* Start *

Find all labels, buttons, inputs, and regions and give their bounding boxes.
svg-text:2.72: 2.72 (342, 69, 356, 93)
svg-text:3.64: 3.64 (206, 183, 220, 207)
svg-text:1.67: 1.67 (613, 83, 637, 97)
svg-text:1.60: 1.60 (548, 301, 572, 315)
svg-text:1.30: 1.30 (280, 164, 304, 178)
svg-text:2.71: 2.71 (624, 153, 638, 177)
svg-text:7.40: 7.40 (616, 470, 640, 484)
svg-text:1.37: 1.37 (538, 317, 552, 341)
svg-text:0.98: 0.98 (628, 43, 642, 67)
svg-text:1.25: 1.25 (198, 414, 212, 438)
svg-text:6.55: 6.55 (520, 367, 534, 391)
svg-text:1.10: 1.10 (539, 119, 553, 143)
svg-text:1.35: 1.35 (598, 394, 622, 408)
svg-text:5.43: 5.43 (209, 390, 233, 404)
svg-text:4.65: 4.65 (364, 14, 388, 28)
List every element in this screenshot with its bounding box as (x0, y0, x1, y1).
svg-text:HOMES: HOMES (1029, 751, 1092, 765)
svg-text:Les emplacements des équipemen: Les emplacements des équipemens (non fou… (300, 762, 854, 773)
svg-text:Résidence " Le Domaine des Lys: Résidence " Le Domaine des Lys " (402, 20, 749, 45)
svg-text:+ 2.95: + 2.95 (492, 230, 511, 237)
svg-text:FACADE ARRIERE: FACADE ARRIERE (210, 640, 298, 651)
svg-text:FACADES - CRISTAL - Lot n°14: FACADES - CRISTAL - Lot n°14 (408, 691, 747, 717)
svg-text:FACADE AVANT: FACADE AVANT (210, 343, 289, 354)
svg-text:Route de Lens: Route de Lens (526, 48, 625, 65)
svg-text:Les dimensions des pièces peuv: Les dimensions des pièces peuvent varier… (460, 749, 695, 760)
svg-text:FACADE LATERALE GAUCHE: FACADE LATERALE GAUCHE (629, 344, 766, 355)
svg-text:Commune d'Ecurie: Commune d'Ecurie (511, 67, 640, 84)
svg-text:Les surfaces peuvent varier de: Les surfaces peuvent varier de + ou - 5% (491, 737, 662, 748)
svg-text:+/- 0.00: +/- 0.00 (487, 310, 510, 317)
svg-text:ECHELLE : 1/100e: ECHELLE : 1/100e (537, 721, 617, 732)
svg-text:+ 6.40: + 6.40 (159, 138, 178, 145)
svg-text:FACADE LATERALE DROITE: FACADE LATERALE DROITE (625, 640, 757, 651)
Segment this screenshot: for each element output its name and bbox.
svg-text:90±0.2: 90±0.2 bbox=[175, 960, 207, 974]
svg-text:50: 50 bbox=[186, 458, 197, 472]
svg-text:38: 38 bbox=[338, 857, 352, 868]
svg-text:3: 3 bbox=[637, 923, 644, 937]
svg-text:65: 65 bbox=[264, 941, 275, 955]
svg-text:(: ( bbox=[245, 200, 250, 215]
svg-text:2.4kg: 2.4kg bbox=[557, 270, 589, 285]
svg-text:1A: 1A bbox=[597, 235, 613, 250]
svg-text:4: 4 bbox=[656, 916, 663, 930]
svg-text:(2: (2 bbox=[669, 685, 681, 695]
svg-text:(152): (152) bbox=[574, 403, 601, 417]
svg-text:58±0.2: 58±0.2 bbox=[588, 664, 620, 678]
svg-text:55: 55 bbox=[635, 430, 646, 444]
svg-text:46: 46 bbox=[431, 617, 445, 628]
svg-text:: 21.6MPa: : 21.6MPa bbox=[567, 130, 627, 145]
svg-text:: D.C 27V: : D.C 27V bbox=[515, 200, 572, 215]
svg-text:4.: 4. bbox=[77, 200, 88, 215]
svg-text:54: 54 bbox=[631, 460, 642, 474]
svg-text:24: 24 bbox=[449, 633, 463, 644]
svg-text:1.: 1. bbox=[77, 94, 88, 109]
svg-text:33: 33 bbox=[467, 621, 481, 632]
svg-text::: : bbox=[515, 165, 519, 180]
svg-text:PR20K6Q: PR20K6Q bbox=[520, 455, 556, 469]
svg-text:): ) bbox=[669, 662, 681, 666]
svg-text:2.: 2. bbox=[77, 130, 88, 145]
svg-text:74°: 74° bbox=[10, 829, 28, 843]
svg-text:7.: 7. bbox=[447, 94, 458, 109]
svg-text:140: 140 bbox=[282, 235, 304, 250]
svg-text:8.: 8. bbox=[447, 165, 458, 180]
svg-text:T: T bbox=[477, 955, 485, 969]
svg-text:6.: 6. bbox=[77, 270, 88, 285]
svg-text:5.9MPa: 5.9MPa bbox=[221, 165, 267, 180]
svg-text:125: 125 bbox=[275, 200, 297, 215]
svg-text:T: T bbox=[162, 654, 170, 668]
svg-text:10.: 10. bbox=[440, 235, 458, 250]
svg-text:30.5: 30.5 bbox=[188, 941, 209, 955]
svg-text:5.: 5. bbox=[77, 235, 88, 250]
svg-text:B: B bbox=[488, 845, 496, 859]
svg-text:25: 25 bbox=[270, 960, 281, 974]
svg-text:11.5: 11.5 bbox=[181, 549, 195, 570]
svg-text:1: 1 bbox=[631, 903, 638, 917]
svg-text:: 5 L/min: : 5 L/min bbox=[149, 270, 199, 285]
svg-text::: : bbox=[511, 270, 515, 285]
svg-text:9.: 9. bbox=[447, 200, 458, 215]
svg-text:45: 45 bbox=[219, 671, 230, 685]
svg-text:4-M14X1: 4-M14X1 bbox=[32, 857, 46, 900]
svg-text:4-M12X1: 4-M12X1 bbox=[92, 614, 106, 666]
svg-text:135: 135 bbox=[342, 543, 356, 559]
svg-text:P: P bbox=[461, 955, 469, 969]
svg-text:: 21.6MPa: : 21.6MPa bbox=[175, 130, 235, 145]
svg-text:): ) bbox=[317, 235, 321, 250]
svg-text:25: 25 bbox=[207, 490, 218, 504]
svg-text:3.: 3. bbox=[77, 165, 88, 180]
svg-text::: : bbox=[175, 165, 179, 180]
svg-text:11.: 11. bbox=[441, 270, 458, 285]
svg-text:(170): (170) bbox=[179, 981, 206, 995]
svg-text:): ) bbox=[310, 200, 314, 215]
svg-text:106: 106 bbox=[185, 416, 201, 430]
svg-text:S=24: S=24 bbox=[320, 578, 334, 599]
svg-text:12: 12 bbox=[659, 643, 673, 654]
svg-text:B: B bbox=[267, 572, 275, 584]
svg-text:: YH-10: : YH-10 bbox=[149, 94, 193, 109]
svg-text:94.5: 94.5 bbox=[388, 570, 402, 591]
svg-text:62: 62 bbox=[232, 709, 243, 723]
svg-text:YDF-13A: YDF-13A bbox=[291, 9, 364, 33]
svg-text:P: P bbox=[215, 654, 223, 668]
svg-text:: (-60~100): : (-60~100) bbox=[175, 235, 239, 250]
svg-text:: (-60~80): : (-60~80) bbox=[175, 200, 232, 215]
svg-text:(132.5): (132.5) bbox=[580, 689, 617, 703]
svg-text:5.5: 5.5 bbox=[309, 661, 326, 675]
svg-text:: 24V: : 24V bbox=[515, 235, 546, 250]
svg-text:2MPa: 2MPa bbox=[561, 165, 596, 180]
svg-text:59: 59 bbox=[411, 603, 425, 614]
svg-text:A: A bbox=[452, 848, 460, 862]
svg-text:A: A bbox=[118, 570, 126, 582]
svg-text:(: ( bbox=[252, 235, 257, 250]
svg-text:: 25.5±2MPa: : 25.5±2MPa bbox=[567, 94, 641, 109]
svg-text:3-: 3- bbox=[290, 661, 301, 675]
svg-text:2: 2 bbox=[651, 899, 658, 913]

* End *

Copy out the material from its first line through the line containing "svg-text:1.37: 1.37 (538, 317, 552, 341)", swapping "regions" for "areas" and leaving everything else as it is.

Task output>
Find all labels, buttons, inputs, and areas and give their bounding boxes.
svg-text:2.72: 2.72 (342, 69, 356, 93)
svg-text:3.64: 3.64 (206, 183, 220, 207)
svg-text:1.67: 1.67 (613, 83, 637, 97)
svg-text:1.60: 1.60 (548, 301, 572, 315)
svg-text:1.30: 1.30 (280, 164, 304, 178)
svg-text:2.71: 2.71 (624, 153, 638, 177)
svg-text:7.40: 7.40 (616, 470, 640, 484)
svg-text:1.37: 1.37 (538, 317, 552, 341)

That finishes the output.